THE DATA start

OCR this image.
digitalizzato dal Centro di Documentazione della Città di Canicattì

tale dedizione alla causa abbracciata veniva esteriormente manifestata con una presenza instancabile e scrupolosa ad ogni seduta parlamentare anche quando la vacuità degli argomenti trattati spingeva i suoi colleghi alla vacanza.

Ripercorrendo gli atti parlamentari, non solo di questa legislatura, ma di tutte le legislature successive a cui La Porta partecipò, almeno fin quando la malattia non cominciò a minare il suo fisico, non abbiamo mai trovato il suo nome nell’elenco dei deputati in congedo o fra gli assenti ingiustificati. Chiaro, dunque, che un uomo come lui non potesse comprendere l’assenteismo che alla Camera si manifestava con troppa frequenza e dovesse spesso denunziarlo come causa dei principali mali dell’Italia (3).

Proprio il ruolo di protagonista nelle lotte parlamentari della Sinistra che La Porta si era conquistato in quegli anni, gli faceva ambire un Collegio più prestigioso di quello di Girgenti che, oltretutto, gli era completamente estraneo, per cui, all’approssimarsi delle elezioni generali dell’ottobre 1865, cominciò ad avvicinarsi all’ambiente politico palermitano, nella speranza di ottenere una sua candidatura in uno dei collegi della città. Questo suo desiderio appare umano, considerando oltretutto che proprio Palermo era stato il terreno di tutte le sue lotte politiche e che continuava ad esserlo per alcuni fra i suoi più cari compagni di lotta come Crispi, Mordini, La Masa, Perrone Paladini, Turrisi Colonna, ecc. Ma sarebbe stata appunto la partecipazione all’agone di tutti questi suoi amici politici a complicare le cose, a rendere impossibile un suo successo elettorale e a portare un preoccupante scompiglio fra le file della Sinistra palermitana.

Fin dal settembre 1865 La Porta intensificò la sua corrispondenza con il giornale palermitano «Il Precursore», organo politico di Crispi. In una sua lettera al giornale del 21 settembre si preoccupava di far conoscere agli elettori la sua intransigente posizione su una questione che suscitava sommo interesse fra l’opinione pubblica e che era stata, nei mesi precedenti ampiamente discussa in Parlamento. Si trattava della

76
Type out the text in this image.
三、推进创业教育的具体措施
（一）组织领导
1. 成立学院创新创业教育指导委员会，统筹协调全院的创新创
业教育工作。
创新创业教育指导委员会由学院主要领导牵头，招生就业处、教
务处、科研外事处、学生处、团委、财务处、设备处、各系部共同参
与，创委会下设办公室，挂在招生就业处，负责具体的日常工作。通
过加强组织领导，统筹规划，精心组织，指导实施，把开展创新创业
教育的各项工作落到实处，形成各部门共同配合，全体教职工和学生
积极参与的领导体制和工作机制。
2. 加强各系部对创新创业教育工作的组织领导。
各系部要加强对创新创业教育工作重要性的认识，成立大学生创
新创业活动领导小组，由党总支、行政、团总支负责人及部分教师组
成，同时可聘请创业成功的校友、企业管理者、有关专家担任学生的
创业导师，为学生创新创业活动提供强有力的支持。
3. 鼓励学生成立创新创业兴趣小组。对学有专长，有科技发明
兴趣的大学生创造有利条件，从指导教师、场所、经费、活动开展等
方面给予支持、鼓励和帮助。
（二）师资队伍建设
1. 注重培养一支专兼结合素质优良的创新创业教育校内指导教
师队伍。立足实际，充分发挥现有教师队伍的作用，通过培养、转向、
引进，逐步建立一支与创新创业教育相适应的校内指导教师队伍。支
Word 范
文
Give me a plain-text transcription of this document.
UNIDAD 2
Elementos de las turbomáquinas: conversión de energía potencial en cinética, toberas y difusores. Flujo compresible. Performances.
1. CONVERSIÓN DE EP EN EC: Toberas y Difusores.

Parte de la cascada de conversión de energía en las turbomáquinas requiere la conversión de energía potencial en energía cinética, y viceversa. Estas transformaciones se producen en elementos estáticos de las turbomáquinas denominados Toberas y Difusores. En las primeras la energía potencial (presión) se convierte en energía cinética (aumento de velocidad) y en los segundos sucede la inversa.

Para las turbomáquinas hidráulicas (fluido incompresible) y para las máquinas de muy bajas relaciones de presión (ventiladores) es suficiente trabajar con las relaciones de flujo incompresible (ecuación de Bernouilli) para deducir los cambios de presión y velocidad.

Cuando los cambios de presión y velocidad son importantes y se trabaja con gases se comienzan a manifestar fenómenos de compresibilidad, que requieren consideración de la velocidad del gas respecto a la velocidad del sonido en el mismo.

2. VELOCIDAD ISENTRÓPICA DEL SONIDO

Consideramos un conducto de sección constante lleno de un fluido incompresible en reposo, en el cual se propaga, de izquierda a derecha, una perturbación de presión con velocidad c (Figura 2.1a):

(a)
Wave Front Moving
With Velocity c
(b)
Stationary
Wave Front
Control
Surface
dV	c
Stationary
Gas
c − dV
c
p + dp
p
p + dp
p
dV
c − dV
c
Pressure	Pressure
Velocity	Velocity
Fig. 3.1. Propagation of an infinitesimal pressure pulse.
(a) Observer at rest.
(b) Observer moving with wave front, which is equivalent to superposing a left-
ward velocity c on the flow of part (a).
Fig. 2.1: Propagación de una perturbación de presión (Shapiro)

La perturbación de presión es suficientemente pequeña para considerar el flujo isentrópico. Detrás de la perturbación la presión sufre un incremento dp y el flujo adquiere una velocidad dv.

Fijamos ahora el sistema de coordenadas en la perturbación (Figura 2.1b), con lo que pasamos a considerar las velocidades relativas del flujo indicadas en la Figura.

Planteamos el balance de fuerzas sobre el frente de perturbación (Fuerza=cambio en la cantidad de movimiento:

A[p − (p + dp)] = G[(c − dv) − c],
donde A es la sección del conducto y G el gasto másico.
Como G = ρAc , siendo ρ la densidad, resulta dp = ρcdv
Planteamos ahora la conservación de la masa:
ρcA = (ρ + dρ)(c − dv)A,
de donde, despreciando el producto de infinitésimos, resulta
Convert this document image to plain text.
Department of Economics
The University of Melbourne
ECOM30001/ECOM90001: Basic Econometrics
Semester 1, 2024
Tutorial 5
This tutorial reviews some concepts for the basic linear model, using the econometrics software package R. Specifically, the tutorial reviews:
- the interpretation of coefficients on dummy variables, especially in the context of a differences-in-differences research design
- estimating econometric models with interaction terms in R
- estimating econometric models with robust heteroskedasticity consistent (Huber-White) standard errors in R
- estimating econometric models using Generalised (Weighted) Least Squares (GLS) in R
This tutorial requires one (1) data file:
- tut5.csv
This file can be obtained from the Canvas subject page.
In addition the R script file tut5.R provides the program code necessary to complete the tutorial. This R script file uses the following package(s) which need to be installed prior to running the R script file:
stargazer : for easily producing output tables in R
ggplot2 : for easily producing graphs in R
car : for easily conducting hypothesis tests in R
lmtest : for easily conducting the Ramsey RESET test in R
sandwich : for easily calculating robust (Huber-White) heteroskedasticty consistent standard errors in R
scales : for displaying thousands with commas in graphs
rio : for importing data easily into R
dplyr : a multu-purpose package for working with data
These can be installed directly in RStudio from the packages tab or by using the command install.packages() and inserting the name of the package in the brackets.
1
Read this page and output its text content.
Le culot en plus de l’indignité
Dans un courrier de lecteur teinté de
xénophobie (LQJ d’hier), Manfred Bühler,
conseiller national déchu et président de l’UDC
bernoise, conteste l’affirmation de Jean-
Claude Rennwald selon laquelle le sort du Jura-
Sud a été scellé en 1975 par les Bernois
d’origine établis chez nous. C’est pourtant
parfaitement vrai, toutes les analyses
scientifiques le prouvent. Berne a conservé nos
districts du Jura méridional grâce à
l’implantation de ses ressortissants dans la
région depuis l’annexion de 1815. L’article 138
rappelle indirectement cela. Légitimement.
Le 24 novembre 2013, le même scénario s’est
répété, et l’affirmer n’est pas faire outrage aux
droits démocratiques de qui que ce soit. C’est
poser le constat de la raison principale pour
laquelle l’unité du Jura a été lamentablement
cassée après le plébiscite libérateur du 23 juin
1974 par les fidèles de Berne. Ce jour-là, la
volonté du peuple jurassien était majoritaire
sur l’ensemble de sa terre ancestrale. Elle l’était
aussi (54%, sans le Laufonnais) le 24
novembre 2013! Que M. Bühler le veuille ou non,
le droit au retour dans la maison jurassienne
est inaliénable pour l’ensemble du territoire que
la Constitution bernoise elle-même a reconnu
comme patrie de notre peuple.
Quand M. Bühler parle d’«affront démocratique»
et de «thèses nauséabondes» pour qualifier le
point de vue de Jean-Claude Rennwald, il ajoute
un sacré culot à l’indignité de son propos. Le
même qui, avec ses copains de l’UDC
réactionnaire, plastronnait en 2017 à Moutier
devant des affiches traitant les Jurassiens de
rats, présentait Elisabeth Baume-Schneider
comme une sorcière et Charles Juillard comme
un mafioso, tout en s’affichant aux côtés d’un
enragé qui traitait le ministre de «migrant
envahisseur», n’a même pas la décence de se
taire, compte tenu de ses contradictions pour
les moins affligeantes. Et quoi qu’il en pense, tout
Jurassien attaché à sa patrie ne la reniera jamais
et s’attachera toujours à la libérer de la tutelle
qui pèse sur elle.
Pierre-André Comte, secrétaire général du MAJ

THE DATA end

◆ **WHAT TO WORK ON**:
Your answer should be only a number: how many lines of the data above contain the string "fluido"?

◆ **FULL ANSWER**:
2